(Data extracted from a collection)
☆ ☆ ☆ ☆

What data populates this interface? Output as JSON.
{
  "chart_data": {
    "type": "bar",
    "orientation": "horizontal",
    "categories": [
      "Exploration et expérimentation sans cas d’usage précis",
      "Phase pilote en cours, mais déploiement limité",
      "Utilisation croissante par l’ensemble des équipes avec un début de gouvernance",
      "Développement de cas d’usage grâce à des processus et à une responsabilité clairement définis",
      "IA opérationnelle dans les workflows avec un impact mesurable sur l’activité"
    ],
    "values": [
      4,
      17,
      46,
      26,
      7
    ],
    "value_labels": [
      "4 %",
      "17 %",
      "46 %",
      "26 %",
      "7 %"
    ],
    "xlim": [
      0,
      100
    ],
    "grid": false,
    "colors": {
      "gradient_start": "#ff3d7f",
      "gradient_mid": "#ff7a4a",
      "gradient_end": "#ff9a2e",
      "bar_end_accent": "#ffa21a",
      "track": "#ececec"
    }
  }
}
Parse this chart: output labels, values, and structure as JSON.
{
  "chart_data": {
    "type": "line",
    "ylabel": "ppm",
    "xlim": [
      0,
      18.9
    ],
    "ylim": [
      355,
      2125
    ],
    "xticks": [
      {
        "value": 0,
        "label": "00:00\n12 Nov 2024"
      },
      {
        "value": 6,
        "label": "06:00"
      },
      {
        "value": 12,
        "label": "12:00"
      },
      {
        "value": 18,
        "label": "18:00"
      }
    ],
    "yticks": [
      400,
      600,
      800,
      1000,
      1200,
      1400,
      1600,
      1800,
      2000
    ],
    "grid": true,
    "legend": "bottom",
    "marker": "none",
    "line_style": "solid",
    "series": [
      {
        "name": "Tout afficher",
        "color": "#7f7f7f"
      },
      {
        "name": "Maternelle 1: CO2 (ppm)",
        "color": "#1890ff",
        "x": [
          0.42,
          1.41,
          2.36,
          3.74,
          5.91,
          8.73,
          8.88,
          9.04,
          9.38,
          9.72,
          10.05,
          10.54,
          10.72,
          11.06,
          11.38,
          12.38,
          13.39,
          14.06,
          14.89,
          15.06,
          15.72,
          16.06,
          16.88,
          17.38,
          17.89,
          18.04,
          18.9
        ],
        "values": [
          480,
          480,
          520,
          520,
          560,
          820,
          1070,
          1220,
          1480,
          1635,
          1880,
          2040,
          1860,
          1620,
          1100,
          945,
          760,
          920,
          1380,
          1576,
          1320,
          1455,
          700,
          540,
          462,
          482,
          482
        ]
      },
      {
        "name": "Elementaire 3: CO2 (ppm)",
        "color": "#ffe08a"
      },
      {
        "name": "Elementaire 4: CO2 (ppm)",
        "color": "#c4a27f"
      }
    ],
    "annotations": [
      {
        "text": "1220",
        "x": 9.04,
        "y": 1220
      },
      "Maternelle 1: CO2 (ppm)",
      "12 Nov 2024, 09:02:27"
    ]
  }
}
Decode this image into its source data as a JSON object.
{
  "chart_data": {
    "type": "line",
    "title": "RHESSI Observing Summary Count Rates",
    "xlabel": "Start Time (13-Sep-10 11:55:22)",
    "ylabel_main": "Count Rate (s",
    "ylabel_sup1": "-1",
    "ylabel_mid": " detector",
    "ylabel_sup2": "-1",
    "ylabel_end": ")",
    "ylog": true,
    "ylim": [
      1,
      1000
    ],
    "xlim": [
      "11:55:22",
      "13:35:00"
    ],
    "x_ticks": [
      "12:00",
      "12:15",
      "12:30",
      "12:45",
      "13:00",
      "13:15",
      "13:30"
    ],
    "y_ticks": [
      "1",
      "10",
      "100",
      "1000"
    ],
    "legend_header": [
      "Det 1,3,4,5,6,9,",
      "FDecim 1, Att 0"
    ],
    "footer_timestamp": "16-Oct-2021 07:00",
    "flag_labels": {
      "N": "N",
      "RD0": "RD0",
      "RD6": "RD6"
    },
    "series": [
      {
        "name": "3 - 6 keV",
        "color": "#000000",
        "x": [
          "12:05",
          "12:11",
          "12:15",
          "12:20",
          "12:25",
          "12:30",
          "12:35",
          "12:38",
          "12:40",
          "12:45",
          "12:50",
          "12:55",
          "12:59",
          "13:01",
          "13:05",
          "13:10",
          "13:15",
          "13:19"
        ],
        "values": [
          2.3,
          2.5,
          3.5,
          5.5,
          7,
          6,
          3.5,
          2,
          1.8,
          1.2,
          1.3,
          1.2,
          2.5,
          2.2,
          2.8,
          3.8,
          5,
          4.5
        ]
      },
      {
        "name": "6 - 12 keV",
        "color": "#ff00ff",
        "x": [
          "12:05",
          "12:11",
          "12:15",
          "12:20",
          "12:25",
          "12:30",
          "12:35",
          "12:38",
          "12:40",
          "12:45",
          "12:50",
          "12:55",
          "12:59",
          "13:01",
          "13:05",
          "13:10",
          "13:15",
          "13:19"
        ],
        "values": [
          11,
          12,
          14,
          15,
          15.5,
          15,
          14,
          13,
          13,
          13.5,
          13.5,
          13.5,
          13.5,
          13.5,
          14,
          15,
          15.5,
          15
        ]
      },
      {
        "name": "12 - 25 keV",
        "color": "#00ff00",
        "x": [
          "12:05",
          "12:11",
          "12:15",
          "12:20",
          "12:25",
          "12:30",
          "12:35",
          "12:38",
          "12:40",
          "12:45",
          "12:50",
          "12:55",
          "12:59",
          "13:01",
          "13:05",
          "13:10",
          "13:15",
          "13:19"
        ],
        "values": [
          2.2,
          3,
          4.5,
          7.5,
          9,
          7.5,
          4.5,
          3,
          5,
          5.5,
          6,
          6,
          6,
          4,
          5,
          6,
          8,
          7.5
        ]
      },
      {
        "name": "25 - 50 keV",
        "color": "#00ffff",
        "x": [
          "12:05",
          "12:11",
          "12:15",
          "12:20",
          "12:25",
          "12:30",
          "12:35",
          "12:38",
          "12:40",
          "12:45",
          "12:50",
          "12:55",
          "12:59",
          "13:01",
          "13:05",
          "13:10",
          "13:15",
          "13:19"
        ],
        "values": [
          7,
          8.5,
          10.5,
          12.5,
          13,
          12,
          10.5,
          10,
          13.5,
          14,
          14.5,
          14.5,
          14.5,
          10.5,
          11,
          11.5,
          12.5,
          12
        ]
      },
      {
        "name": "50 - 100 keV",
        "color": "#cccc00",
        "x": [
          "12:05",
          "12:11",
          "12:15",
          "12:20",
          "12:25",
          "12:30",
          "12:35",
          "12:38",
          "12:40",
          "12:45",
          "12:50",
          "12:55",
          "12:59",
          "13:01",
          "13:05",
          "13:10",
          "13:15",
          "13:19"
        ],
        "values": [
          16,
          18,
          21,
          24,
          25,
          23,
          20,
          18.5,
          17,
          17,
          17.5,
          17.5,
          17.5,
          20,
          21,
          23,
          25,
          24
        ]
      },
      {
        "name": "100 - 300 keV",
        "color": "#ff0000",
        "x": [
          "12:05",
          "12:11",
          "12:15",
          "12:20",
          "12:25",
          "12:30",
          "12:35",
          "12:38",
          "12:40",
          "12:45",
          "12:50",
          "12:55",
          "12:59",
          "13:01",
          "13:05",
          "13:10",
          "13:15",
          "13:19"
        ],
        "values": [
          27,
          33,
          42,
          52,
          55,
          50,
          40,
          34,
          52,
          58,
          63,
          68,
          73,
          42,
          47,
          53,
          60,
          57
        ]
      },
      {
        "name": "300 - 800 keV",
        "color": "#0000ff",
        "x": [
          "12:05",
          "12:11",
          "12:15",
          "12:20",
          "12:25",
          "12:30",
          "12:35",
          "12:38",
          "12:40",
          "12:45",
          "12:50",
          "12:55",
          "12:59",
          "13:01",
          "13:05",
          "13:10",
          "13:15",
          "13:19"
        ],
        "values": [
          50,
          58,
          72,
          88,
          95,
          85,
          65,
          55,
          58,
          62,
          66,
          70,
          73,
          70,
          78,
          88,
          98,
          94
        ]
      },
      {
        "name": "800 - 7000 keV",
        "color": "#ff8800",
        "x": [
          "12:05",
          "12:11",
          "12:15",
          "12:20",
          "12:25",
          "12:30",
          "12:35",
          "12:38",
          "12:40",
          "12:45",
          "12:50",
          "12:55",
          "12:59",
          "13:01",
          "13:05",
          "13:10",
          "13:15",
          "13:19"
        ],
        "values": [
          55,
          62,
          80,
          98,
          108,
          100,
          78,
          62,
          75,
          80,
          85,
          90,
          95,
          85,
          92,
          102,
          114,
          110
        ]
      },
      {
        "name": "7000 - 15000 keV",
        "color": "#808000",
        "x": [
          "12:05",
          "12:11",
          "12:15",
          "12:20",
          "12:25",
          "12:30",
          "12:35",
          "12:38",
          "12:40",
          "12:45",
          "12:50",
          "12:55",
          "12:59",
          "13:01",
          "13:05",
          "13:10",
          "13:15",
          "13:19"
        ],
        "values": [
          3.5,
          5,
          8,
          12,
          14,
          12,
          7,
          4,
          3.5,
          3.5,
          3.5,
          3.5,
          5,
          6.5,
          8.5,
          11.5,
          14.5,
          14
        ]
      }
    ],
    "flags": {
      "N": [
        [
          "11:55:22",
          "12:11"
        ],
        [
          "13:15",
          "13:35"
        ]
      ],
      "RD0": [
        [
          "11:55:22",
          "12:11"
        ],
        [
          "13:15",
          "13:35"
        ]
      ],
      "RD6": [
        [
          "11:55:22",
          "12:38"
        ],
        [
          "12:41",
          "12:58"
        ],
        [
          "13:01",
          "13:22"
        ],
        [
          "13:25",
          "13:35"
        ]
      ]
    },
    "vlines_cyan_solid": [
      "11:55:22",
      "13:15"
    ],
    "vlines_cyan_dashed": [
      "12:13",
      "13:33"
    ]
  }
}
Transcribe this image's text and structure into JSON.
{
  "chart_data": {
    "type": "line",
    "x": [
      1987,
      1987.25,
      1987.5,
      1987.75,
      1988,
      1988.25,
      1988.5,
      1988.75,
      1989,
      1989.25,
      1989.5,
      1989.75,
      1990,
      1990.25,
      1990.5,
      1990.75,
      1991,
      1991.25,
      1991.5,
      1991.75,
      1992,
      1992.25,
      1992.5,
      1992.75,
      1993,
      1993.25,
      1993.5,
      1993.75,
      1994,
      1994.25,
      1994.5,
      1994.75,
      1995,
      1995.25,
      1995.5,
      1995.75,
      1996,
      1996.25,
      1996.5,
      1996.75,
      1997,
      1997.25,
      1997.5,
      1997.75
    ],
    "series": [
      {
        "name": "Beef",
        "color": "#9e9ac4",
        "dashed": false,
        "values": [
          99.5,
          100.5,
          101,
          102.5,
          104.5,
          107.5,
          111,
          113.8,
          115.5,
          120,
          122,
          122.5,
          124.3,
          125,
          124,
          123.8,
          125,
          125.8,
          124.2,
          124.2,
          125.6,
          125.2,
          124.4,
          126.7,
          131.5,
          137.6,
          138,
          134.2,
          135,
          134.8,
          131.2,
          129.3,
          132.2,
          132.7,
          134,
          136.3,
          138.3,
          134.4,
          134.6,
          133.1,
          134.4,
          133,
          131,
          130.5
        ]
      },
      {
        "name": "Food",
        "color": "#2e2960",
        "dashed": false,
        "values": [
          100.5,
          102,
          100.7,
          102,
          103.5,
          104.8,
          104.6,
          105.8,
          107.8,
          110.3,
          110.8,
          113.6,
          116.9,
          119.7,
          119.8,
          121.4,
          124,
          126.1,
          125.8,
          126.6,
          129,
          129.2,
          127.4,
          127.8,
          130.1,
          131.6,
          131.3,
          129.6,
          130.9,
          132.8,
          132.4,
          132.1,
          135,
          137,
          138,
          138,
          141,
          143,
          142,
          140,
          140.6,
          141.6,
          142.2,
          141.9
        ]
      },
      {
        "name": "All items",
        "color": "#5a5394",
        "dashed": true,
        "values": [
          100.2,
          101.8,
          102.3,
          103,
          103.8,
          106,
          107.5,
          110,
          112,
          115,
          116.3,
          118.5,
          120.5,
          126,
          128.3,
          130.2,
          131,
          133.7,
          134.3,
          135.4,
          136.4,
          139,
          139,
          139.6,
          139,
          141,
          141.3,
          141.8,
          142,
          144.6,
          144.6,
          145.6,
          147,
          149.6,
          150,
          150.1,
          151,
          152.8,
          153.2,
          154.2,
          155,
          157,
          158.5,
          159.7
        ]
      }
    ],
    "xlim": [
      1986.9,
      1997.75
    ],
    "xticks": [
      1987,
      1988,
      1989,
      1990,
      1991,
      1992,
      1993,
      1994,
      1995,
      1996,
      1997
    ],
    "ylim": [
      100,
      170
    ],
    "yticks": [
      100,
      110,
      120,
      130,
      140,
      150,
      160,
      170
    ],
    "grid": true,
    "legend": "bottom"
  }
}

☆ ☆ ☆ ☆

What is required: Every line in the data above that contains "JSON" needs to be copied.

Output below:
What data populates this interface? Output as JSON.
Parse this chart: output labels, values, and structure as JSON.
Decode this image into its source data as a JSON object.
Transcribe this image's text and structure into JSON.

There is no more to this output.